> [Objective]: Where a line of the listing below includes the word "Verb", reproduce that line.

> [Dataset excerpts]:
>>>

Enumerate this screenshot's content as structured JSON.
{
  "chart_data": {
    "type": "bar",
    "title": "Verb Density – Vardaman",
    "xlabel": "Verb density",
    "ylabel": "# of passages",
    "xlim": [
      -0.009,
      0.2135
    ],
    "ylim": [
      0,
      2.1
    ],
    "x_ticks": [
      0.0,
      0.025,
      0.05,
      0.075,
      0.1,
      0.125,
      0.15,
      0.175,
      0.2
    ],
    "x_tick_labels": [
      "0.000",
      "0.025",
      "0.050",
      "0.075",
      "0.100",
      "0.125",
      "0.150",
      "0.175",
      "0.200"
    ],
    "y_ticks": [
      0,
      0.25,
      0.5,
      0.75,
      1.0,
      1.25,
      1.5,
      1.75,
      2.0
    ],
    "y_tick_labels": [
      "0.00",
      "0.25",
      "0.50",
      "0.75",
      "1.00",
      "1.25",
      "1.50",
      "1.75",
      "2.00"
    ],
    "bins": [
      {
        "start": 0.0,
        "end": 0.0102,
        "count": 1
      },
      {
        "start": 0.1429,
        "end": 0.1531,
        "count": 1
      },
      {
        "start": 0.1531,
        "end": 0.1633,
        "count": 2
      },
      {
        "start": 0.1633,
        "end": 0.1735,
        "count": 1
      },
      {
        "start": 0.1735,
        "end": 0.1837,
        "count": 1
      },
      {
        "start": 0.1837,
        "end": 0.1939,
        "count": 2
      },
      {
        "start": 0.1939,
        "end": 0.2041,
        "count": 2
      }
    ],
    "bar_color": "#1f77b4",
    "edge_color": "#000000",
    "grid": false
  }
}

<<<
>>>

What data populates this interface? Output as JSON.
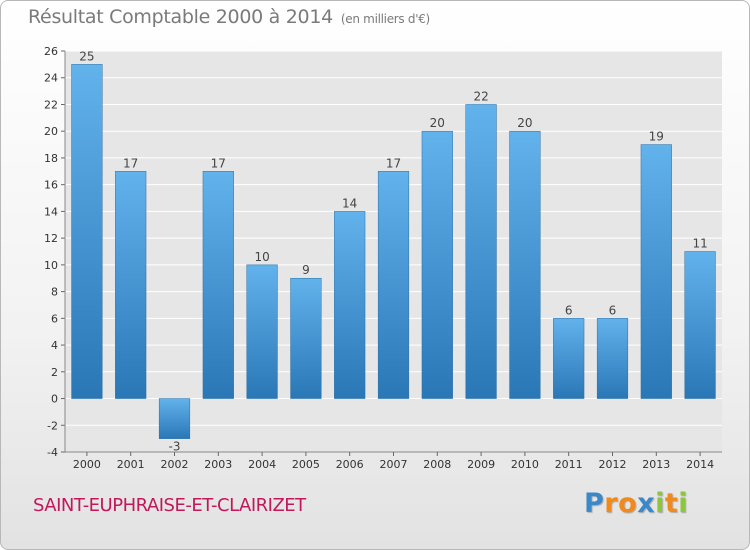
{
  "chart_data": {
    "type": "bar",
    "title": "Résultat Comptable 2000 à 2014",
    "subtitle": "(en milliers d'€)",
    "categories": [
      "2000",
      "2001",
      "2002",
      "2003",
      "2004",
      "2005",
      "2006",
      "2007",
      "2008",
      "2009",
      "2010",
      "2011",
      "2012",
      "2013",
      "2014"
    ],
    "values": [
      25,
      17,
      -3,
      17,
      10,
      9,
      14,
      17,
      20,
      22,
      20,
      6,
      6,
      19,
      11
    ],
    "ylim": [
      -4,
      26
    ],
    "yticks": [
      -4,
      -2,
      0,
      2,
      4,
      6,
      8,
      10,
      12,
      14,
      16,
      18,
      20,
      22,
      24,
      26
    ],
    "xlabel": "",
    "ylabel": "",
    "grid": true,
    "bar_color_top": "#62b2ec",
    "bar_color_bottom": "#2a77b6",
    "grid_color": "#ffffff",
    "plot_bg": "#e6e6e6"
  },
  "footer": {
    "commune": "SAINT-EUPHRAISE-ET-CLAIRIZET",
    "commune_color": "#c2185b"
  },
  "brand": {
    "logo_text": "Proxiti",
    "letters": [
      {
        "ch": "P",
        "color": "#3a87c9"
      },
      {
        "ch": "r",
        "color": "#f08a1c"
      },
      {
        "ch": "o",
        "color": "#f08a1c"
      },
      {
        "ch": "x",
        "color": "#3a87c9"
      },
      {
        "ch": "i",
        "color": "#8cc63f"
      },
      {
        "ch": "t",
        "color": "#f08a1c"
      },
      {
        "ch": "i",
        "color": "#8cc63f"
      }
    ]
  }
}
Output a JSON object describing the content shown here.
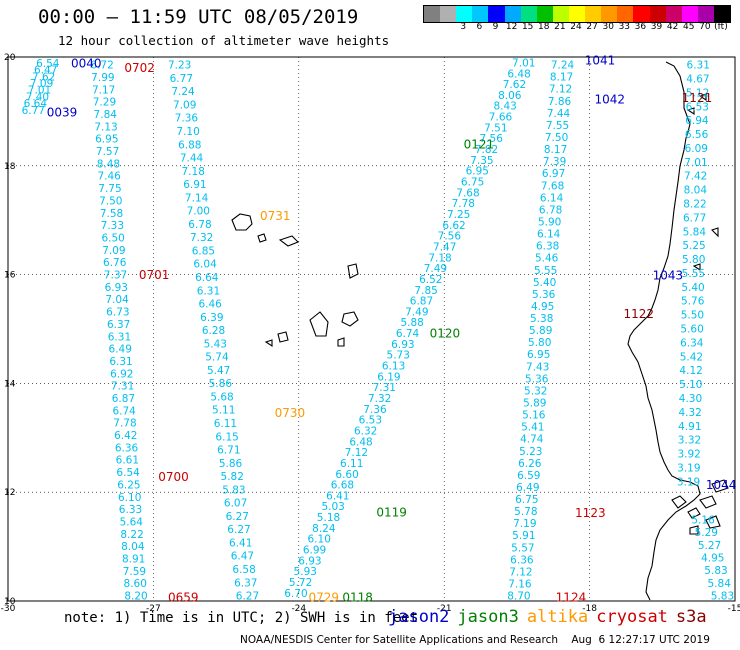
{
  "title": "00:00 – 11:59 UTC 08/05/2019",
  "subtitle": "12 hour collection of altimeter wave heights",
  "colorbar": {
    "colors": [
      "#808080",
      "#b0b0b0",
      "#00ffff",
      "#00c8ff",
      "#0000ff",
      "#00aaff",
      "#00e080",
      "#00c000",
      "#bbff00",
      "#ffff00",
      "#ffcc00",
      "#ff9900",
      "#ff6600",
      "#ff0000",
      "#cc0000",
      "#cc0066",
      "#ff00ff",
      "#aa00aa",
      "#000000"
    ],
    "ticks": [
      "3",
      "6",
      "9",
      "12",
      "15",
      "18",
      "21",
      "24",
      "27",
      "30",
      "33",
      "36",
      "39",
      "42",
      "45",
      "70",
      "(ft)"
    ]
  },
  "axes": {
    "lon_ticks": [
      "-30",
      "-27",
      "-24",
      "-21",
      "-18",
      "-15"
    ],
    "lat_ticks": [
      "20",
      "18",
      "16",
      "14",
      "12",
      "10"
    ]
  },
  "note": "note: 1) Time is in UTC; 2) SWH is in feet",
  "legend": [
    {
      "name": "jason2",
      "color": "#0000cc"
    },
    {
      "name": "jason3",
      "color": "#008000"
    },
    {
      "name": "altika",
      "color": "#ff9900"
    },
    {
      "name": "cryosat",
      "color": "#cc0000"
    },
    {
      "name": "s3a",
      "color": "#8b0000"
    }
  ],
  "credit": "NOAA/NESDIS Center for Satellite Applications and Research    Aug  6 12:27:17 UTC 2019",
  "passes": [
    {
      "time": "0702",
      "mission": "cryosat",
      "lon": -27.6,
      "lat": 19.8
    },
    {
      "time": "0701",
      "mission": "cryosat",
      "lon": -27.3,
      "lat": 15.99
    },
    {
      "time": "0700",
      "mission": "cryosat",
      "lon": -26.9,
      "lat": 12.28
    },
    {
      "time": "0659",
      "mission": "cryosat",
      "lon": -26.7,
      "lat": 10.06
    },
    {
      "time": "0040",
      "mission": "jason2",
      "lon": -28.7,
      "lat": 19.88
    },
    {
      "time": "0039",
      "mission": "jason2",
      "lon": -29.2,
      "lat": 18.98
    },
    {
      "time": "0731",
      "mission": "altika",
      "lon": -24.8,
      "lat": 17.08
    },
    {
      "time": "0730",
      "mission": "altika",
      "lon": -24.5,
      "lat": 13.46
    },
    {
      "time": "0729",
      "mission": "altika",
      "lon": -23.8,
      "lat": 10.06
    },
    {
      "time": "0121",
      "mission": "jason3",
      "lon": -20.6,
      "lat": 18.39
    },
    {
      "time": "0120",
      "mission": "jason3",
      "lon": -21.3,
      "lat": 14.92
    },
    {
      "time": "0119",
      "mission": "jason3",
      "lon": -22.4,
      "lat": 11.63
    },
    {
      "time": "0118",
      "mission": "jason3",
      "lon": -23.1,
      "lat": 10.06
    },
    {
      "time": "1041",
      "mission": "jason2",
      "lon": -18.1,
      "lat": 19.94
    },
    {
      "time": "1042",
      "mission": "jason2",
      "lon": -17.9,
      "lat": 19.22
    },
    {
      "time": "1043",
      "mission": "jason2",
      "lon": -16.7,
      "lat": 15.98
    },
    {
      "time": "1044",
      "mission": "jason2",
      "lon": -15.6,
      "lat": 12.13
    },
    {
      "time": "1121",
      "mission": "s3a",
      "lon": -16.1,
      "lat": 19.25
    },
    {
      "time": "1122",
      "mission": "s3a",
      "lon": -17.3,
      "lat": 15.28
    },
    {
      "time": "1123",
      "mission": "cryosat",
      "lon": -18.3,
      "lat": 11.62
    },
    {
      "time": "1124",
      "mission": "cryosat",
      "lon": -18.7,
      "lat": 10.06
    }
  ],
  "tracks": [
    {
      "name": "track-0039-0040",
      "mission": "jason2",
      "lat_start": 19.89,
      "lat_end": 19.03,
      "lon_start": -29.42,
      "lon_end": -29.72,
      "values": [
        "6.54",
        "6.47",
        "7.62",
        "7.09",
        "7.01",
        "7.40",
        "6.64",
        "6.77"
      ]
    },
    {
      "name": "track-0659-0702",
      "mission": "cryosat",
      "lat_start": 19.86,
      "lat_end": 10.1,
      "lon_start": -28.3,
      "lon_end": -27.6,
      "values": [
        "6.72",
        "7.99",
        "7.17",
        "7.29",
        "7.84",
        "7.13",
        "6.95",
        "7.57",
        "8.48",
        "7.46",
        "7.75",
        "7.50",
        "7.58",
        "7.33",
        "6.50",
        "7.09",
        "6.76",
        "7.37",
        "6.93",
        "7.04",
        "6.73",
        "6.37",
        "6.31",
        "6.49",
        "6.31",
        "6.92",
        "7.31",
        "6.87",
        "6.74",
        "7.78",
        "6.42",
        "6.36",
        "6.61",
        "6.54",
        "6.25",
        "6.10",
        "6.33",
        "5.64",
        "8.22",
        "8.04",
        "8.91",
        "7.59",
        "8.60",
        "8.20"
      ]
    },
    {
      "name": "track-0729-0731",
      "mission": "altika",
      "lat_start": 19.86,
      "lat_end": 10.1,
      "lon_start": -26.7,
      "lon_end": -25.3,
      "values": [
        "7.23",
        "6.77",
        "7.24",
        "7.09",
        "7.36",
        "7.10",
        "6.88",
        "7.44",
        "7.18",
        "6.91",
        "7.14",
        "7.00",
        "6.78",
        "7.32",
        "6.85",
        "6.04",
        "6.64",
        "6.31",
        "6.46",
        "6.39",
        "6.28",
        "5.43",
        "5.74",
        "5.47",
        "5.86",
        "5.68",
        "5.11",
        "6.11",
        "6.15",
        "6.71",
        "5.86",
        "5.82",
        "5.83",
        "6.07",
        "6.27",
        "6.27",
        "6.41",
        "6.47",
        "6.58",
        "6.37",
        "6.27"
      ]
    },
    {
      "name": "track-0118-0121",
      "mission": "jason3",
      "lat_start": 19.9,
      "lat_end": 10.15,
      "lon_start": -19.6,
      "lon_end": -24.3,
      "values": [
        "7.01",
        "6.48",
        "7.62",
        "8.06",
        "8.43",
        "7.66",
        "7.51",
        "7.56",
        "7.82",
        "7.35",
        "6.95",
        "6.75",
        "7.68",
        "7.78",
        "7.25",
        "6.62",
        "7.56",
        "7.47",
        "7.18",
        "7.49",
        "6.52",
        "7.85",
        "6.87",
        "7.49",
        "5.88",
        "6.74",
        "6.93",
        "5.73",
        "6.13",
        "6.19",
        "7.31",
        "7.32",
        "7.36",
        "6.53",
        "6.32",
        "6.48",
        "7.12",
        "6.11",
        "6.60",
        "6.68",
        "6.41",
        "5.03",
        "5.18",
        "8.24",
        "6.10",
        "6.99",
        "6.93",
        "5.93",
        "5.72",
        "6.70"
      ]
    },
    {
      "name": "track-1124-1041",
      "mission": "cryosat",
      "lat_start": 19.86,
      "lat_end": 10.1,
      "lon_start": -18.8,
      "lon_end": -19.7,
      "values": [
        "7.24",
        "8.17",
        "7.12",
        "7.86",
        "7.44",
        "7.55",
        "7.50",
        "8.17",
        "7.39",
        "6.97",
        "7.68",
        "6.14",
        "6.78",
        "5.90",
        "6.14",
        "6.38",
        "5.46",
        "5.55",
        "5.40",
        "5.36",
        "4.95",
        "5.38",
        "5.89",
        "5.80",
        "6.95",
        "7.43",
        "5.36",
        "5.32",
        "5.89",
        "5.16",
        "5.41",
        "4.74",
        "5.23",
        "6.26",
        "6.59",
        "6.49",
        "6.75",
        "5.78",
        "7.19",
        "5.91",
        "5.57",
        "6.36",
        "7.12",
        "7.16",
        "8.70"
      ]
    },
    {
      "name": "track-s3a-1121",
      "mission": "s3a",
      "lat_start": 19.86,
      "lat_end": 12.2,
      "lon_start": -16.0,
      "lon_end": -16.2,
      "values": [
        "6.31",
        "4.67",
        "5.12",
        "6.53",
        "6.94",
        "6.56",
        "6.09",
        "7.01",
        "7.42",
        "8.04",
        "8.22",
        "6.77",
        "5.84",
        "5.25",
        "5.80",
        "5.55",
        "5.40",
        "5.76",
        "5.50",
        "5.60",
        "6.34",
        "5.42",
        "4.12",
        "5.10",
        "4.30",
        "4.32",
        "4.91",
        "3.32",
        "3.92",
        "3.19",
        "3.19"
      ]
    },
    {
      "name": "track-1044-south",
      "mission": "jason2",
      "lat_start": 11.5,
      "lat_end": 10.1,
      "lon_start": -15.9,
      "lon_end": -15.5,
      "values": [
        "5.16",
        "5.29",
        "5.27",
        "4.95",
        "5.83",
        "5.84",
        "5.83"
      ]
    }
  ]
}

<<<
>>>

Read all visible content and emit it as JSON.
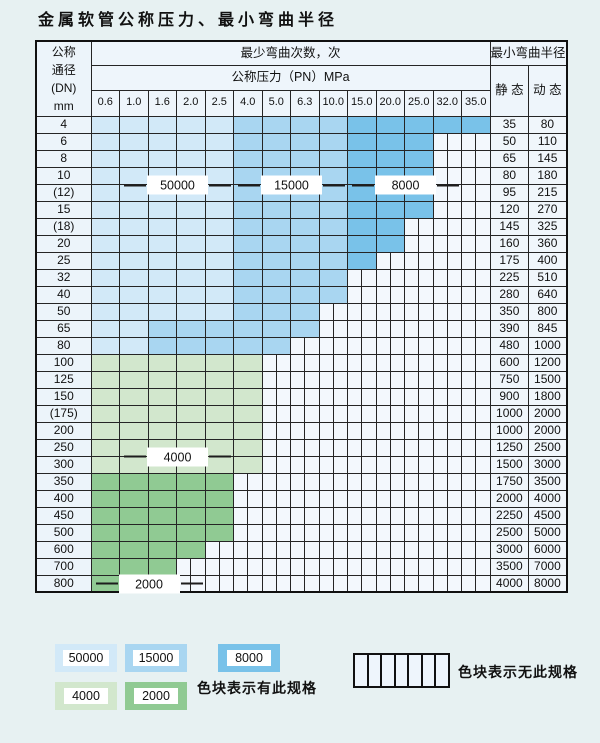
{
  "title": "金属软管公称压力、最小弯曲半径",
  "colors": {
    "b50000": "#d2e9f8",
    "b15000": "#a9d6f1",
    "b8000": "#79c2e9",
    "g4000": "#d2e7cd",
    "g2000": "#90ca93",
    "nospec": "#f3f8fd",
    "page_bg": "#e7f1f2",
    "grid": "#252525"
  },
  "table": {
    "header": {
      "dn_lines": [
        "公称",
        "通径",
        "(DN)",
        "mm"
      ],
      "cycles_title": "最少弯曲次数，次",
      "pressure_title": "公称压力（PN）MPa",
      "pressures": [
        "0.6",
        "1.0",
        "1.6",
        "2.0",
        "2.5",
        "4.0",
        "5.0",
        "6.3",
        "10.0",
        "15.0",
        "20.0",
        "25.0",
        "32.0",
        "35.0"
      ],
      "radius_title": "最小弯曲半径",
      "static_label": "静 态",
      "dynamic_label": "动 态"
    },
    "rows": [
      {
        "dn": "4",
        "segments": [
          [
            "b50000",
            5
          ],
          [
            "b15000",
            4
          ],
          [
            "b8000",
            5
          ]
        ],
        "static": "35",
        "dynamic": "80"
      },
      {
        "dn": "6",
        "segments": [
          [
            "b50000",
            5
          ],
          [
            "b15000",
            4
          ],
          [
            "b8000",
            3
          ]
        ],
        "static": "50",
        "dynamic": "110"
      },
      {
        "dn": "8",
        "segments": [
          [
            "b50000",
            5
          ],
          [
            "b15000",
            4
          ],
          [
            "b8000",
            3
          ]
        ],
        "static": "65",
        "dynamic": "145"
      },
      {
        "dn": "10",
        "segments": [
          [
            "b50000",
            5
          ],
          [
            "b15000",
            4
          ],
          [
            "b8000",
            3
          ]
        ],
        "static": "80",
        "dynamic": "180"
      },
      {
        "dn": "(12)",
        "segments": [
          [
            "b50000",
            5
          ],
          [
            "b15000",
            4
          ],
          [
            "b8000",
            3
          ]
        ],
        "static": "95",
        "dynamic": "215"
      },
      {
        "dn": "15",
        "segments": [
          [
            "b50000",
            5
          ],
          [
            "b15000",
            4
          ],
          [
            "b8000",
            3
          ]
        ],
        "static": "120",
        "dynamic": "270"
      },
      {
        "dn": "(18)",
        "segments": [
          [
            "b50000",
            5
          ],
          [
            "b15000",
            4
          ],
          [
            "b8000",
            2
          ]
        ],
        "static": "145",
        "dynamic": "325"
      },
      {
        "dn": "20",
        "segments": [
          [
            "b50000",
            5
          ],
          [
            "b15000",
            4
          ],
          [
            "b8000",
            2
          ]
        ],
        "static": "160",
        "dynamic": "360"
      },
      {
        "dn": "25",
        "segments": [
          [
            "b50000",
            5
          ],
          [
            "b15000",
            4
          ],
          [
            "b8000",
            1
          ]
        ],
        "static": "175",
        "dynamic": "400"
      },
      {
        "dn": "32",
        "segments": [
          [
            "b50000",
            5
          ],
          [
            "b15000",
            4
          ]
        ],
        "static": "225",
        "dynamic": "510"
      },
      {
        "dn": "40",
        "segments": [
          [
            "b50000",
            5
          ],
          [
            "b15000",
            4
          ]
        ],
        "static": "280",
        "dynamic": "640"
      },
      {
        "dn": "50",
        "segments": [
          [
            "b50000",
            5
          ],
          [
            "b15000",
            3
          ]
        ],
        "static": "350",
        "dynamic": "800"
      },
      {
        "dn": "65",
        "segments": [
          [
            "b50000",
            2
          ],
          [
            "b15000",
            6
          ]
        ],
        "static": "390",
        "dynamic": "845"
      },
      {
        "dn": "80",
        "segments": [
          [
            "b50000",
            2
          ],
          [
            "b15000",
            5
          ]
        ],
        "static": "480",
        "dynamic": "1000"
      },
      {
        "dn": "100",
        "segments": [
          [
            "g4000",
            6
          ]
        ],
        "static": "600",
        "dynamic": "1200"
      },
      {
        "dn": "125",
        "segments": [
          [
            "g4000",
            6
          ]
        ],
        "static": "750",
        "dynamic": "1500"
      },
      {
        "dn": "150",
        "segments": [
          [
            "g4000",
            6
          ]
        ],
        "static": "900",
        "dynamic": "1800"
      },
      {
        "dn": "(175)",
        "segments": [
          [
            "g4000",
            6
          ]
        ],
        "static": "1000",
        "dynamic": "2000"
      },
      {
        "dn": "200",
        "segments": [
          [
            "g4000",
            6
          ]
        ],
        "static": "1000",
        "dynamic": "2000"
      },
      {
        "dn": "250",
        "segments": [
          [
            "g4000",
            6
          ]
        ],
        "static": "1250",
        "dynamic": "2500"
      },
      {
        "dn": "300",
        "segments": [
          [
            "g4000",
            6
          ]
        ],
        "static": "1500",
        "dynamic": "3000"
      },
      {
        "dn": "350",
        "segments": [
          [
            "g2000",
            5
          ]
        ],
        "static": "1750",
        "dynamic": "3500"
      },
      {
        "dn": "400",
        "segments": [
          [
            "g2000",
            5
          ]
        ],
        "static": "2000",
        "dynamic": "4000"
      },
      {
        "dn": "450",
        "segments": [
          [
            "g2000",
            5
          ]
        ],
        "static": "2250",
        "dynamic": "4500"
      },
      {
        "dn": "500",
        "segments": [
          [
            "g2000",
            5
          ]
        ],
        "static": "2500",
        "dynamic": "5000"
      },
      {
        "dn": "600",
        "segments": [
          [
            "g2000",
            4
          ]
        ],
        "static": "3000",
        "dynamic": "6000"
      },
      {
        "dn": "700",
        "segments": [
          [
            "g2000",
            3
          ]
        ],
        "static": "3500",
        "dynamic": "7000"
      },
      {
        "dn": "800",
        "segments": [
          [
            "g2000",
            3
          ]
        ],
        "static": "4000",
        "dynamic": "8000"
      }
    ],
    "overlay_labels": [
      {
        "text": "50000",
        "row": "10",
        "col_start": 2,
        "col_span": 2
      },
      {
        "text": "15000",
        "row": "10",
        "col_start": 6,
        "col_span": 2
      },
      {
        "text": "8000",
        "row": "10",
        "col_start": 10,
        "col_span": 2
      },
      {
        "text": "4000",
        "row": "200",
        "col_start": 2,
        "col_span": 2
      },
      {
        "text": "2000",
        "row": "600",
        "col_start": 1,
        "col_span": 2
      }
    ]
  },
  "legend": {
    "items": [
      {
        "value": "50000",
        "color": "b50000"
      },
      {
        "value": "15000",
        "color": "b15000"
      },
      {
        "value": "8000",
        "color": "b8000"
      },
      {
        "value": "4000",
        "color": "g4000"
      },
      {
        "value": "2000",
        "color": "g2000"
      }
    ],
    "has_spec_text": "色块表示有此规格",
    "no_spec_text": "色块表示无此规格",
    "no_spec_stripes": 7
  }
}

<<<

> [Solution for this task]:
    "title": "Verb Density – Vardaman",
    "xlabel": "Verb density",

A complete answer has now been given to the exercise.